## 文档段落
__________

OCR中训练时加入PAD效果图展示。

最新推荐文章于 2025-03-11 20:19:04 发布

原创最新推荐文章于 2025-03-11 20:19:04 发布 · 350 阅读

0 ·

CC 4.0 BY-SA版权

文章标签：

#python #图像识别 #cv

本文介绍在训练文字识别模型时，如何处理不同尺寸的图片输入问题。通过使用PAD技术，确保所有图片统一大小，避免了图片在reshape过程中可能产生的变形，保持了模型输入的一致性。

对图片加入PAD

在训练文字识别模型时，真实场景下的训练集图片的长宽可变，字数也不固定，字数从1-n（一般为25左右）不等，但是送入训练模型时，会经过统一的reshape，如果不同长度的图片可能会存在着变形，此时需要对长度小于100的图片进行pad，在进行reshape，会解决上述情况。实现代码如下：

"coding = utf-8"
import os
import sys
import torch
import cv2
from PIL import Image
import numpy as np
import math
import torchvision.transforms as transforms
from torchvision.transforms import ToPILImage


class ResizeNormalize(object):

    def __init__(self, size, interpolation=Image.BICUBIC):
        self.size = size
        self.interpolation = interpolation
        self.toTensor = transforms.ToTensor()

__________

## 任务说明
从讲OCR训练时给图片加PAD的这篇文章的最后一行之后接着续写。

## 给定材料
__________

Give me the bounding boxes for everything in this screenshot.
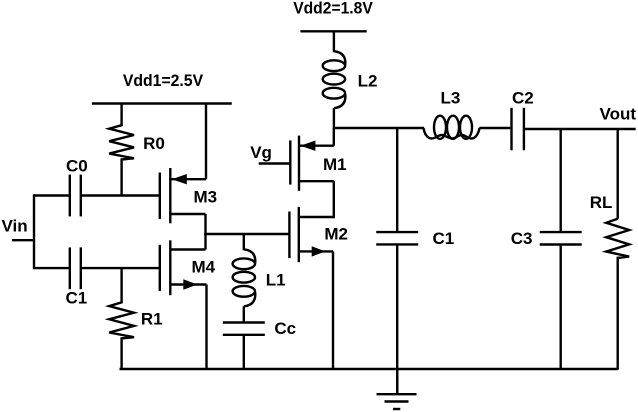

__________

## 输出如下
    def __call__(self, img):
        img = img.resize(self.size, self.interpolation)
        img = self.toTensor(img)
        img.sub_(0.5).div_(0.5)
        return img



# 字不足宽度的补最右边的像素
class NormalizePAD(object):

    def __init__(self, max_size, PAD_type='right'):
        self.toTensor = transforms.ToTensor()
        self.max_size = max_size
        print('self.max_size',self.max_size)
        self.max_width_half = math.floor(max_size[2] / 2)
        self.PAD_type = PAD_type

    def __call__(self, img):
        img = self.toTensor(img)
        img.sub_(0.5).div_(0.5)
        c, h, w = img.size()
        Pad_img = torch.FloatTensor(*self.max_size).fill_(0)
        print('Pad_img',Pad_img)
        print('img.shape',img.shape)
        print('Pad_img.shape',Pad_img.shape)
        Pad_img[:, :, :w] = img  # right pad
        if self.max_size[2] != w:  # add border Pad
            Pad_img[:, :, w:] = img[:, :, w - 1].unsqueeze(2).expand(c, h, self.max_size[2] - w)
        print('Pad_img.shape1',Pad_img.shape)  
        print('Pad_img.shape2',Pad_img)
        return Pad_img


imgH=32
imgW=100
input_path = "/home/zhou/PAD_img/input_images"
save_path = "/home/zhou/PAD_img/pad_images"
save_path_nopad = "/home/zhou/PAD_img/no_pad_images"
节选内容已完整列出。